--- Begin Dataset records ---
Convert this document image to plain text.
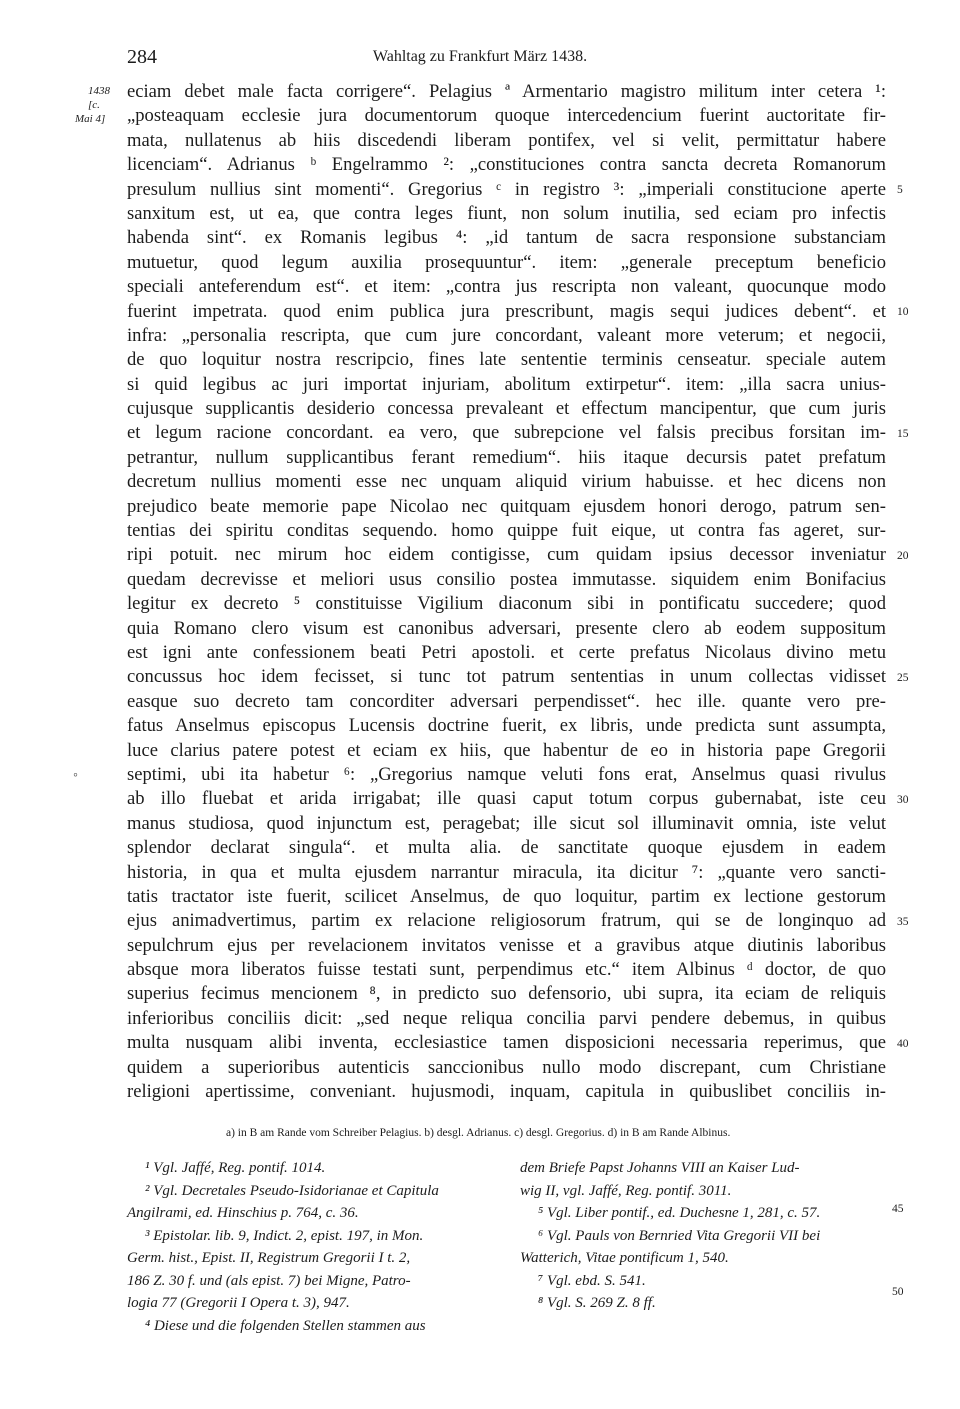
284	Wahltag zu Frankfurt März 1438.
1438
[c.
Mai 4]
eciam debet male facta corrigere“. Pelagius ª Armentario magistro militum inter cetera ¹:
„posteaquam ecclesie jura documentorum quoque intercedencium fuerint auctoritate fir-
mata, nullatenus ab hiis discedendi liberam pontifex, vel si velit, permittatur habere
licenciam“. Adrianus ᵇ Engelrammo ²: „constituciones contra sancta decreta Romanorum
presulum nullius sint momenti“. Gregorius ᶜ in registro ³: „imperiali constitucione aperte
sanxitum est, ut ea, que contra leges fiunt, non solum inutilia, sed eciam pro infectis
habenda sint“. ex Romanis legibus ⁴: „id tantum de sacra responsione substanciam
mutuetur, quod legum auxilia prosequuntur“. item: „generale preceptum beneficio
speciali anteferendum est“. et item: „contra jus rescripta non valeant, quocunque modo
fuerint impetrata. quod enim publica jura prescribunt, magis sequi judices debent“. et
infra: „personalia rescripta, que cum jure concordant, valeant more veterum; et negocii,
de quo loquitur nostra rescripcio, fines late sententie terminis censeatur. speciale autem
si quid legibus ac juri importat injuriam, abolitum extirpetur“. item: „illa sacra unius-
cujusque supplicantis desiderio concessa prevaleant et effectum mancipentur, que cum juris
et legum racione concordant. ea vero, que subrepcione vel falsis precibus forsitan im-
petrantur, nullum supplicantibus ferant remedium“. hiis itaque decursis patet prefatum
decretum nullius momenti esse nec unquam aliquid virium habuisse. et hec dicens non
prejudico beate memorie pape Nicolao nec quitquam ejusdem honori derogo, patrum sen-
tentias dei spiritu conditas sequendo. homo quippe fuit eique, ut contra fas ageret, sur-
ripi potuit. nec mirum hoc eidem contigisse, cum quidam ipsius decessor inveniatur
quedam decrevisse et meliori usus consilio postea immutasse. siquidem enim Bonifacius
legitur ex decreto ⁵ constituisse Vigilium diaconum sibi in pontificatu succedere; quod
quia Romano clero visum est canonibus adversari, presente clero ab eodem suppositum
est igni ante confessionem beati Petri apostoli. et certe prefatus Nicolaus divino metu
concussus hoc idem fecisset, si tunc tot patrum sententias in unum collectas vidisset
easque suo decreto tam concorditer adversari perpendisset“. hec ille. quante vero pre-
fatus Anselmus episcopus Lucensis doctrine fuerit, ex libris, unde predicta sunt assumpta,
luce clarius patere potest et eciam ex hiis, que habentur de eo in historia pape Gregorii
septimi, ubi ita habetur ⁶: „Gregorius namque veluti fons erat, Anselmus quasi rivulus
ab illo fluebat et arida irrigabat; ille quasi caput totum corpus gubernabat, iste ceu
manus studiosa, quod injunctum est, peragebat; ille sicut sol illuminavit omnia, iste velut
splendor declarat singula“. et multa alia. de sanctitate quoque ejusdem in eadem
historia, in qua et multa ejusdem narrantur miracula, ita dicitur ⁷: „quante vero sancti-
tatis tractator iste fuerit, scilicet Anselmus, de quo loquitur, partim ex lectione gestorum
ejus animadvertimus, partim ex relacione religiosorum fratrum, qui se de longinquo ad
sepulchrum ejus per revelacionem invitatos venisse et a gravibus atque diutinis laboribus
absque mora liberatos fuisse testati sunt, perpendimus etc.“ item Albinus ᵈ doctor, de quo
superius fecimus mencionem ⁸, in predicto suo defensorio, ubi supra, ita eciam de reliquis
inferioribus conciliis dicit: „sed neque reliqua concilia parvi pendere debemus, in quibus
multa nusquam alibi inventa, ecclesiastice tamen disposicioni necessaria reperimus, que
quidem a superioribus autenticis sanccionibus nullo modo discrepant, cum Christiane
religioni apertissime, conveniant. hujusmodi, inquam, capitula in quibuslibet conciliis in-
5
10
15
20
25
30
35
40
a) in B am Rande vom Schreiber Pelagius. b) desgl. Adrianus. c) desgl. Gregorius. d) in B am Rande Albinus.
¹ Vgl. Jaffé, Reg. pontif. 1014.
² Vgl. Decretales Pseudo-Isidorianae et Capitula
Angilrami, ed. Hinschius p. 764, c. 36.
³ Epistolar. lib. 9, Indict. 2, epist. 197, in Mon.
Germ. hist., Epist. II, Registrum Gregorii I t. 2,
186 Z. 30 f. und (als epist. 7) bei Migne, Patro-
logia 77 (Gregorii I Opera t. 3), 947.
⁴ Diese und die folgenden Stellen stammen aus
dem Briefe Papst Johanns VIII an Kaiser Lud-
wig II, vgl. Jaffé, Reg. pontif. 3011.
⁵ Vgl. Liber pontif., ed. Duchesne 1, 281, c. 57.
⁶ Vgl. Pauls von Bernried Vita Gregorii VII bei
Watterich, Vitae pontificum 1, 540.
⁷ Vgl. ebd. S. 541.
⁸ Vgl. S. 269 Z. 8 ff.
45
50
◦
--- End Dataset records ---
--- Begin Dataset records ---
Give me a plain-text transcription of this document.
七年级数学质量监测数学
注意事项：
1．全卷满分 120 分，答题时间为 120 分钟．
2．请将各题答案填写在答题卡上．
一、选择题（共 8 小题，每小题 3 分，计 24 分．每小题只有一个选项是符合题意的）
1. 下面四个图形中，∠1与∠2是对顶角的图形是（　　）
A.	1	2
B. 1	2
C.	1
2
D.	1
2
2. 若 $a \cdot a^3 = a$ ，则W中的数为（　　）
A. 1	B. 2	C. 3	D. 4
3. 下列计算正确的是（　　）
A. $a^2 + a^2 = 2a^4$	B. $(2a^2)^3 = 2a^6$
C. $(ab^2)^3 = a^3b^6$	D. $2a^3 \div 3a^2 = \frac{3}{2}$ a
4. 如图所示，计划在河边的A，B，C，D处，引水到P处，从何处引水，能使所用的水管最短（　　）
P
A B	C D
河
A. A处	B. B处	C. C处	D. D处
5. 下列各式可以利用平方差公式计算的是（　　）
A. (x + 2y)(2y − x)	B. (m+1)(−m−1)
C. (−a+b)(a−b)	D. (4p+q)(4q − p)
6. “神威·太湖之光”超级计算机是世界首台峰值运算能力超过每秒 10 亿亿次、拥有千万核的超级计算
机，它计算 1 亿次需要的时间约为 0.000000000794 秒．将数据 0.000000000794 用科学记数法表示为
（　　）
--- End Dataset records ---
--- Begin Dataset records ---
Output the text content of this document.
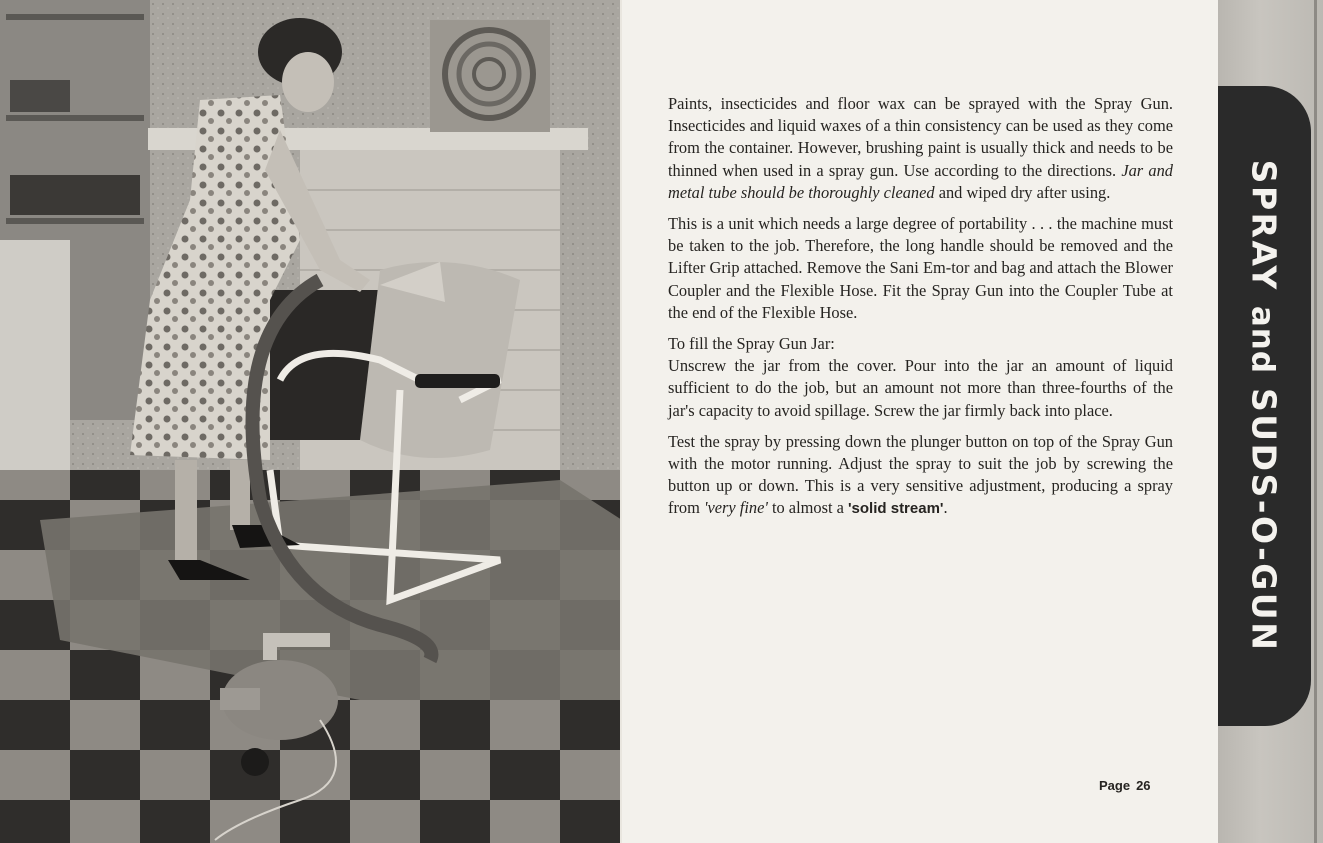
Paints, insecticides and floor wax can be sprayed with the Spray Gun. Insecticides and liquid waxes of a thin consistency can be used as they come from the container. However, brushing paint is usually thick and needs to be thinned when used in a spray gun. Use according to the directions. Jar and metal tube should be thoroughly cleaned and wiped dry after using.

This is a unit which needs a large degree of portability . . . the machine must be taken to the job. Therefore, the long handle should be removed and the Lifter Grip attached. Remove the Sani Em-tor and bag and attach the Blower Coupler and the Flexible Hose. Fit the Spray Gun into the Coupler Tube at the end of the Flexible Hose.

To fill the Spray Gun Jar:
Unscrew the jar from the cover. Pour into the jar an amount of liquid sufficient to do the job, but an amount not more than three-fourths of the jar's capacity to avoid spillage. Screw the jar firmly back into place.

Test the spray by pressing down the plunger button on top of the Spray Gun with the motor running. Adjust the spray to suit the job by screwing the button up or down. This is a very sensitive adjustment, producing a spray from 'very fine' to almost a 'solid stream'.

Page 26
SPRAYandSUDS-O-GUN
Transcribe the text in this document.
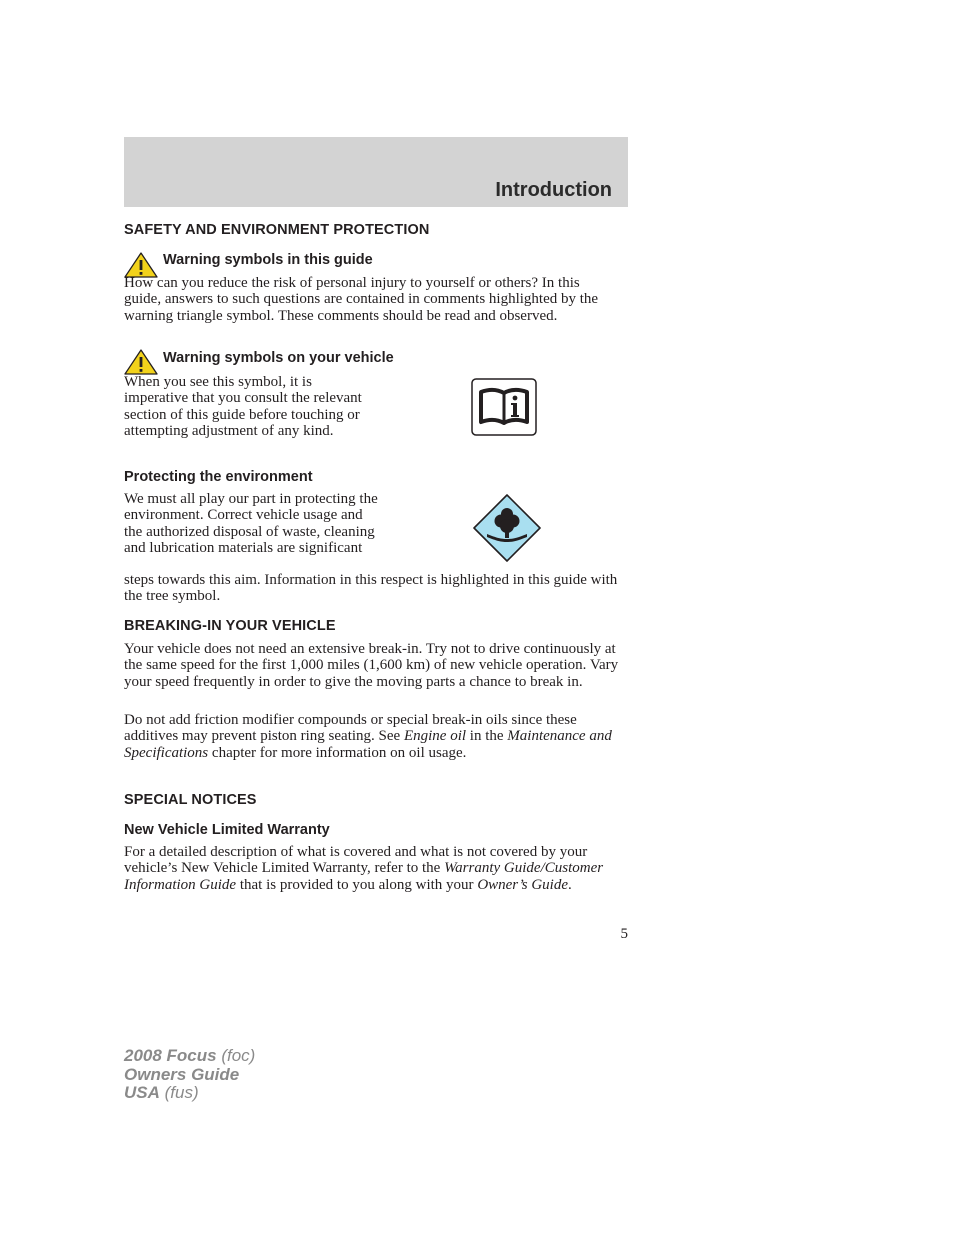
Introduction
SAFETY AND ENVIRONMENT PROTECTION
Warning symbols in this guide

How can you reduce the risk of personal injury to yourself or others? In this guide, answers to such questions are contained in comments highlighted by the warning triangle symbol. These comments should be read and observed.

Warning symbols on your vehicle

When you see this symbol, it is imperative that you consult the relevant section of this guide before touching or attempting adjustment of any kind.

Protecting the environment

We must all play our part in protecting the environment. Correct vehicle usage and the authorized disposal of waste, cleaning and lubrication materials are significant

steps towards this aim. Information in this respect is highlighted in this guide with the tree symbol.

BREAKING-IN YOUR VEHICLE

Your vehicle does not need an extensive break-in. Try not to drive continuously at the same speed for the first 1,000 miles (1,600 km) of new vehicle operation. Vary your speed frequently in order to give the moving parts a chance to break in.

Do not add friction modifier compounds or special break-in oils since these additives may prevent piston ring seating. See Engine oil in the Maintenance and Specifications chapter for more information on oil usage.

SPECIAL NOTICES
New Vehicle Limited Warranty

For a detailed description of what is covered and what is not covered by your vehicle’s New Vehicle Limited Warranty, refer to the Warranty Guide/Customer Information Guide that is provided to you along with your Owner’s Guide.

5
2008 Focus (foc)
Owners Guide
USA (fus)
--- End Dataset records ---
• Your instructions
Out of the material above, select every line that holds the string "modo".

• The answer
speciali anteferendum est“. et item: „contra jus rescripta non valeant, quocunque modo
quidem a superioribus autenticis sanccionibus nullo modo discrepant, cum Christiane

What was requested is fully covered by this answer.